**EXTRAIT DE TEXTE**.
----

LEIPZIG/ZWICKAU (dpa-AFX) - L'industrie automobile est-allemande se plaint d'une concurrence inégale avec la Chine, mais s'oppose à la menace de pénalités imposées par l'UE sur les voitures électriques chinoises. "Oui, l'ampleur des subventions accordées par le gouvernement chinois aux constructeurs automobiles nationaux constitue une distorsion de concurrence évidente", a déclaré Jens Katzek, directeur général de l'Automotive Cluster Ostdeutschland, à l'agence de presse allemande. Les droits de douane punitifs ne résoudront pas les défis de l'industrie automobile locale.

L'innovation plutôt que le conflit commercial

"Plutôt que d'entrer dans un conflit commercial que nous ne pouvons pas gagner, nous ferions mieux de faire nos devoirs", a déclaré M. Katzek. Il s'agit notamment de supprimer les obstacles bureaucratiques à l'innovation et de rendre le site plus attractif et plus compétitif.

Selon les chiffres de l'association de l'industrie automobile, l'Allemagne de l'Est a récemment produit environ 834 000 voitures par an, dont plus de la moitié (55%) sont des voitures électriques. Leur part est donc plus de deux fois supérieure à celle de l'Allemagne dans son ensemble. A cela s'ajoutent les remorques, les carrosseries et les pièces et accessoires automobiles. En Allemagne de l'Est, 266 entreprises de 20 salariés et plus sont directement rattachées à ce secteur. Elles réalisent un chiffre d'affaires annuel de 40,9 milliards d'euros.

Menace de droits de douane de 20 à 40%.

----

**DONNÉES FOURNIES**.
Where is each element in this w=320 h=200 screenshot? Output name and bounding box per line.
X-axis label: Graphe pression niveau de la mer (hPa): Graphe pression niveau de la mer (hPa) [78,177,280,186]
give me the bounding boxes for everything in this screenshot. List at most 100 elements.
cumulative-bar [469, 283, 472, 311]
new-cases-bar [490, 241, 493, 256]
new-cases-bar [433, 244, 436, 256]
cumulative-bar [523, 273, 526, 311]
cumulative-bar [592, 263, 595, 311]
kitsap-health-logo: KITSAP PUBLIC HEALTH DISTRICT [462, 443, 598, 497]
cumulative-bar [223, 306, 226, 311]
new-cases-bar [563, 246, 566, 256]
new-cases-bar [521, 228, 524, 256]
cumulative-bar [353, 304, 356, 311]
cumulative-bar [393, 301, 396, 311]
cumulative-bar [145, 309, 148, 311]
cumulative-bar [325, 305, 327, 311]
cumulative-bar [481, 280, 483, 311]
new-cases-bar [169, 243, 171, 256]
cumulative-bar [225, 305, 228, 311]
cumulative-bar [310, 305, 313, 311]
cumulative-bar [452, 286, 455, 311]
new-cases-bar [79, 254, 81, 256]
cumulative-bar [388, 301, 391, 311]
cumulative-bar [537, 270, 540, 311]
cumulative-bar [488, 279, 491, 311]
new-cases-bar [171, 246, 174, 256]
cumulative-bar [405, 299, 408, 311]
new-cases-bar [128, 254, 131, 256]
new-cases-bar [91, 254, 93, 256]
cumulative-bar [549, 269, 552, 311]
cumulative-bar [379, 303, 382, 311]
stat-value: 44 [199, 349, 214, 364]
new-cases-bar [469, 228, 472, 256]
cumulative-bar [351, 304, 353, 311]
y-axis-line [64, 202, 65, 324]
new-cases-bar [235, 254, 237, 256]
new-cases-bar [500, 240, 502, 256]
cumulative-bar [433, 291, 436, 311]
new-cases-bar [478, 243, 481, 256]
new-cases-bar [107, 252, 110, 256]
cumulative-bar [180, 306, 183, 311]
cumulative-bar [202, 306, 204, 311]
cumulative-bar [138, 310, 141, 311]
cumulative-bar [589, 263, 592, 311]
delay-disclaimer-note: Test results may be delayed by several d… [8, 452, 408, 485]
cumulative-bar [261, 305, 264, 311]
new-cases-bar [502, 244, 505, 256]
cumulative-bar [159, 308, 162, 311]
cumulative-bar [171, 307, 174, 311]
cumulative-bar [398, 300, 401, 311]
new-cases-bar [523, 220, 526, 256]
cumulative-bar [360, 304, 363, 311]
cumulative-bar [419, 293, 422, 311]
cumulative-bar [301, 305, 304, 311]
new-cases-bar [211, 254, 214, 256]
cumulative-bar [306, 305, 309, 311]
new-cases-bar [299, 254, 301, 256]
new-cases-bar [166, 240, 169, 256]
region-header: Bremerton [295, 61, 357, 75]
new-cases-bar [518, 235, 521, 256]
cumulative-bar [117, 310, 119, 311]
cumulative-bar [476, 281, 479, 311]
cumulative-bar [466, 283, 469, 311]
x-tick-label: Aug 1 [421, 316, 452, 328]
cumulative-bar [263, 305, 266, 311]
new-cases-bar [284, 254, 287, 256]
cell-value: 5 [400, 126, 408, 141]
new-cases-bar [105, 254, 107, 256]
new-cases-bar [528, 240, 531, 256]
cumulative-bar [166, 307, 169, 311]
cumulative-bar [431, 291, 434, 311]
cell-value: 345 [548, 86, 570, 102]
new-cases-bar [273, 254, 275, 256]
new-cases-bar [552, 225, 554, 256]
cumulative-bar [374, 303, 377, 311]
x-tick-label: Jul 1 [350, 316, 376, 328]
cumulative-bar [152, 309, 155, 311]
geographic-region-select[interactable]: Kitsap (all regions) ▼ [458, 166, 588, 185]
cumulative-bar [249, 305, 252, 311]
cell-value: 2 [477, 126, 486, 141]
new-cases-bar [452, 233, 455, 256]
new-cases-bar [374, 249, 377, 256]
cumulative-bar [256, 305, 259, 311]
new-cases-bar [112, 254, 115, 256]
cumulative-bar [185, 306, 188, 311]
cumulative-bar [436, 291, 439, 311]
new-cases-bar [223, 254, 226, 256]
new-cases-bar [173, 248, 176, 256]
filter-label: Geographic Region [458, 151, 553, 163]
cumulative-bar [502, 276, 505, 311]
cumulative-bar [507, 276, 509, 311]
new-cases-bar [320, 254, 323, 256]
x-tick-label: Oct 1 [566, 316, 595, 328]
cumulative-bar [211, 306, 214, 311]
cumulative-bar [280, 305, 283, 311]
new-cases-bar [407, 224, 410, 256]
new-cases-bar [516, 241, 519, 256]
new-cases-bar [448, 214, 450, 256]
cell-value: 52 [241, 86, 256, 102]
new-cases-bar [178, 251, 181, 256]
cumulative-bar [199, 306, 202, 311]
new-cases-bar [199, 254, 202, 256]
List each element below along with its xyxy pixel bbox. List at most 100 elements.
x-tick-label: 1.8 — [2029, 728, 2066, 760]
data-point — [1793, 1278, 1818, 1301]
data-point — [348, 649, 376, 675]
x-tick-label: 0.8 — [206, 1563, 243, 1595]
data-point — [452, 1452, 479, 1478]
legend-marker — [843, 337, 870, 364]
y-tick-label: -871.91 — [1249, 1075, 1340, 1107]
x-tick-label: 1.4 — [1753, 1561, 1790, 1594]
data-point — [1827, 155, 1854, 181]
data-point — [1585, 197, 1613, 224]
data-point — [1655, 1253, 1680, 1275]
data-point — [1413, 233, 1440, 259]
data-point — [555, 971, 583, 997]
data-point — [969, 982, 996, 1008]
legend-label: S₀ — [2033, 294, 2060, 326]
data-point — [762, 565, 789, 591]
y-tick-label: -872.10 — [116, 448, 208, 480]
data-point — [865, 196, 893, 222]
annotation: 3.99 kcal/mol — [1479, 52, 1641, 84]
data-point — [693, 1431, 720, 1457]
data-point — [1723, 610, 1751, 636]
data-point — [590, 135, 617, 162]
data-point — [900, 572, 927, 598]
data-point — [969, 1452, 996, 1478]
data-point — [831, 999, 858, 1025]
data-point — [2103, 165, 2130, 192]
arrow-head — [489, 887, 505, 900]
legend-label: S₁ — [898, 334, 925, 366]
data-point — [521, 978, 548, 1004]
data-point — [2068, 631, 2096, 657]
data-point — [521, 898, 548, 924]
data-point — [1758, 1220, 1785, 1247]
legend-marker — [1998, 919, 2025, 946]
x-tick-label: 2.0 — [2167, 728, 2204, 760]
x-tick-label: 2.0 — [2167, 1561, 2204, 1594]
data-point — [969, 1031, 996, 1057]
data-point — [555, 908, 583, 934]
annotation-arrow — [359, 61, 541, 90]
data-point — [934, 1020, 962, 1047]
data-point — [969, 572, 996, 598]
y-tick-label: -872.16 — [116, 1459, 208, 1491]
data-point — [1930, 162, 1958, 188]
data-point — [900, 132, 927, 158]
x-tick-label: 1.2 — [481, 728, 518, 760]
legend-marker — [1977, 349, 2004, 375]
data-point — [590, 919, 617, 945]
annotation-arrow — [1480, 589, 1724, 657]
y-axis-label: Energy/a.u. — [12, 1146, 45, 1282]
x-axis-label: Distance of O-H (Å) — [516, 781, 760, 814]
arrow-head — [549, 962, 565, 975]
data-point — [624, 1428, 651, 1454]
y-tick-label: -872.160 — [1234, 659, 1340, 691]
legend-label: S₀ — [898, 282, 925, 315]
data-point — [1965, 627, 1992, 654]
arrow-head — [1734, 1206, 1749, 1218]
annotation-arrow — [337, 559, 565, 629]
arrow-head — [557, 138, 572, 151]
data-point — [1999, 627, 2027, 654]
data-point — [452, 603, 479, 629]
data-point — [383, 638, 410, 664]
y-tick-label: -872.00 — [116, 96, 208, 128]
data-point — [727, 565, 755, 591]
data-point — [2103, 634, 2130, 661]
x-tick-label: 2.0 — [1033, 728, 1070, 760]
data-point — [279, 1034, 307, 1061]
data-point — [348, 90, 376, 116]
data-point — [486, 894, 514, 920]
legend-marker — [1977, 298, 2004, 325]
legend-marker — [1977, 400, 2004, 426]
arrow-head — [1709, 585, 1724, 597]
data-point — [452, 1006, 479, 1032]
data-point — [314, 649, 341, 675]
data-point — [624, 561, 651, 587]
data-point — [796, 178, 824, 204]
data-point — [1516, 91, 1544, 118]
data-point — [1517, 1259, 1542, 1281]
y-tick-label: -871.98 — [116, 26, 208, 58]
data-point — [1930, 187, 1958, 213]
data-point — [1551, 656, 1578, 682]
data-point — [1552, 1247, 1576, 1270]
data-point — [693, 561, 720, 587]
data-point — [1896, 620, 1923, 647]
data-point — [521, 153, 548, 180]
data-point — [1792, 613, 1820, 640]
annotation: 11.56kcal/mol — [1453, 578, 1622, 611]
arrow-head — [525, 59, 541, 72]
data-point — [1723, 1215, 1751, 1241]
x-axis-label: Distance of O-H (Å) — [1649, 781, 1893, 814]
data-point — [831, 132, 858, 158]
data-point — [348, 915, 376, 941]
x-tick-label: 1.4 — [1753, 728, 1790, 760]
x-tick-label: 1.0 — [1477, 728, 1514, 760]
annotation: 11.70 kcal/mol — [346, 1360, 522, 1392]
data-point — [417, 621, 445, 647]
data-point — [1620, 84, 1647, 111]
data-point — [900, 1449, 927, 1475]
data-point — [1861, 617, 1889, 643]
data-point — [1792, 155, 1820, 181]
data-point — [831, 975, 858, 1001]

----

**CONSIGNE**. Dans l'article ci-dessus sur l'industrie automobile est-allemande, relevez tout ce qui s'ajoute, selon le texte, à la production de voitures en Allemagne de l'Est.

**TÂCHE RÉALISÉE**.
- les remorques
- les carrosseries
- les pièces et accessoires automobiles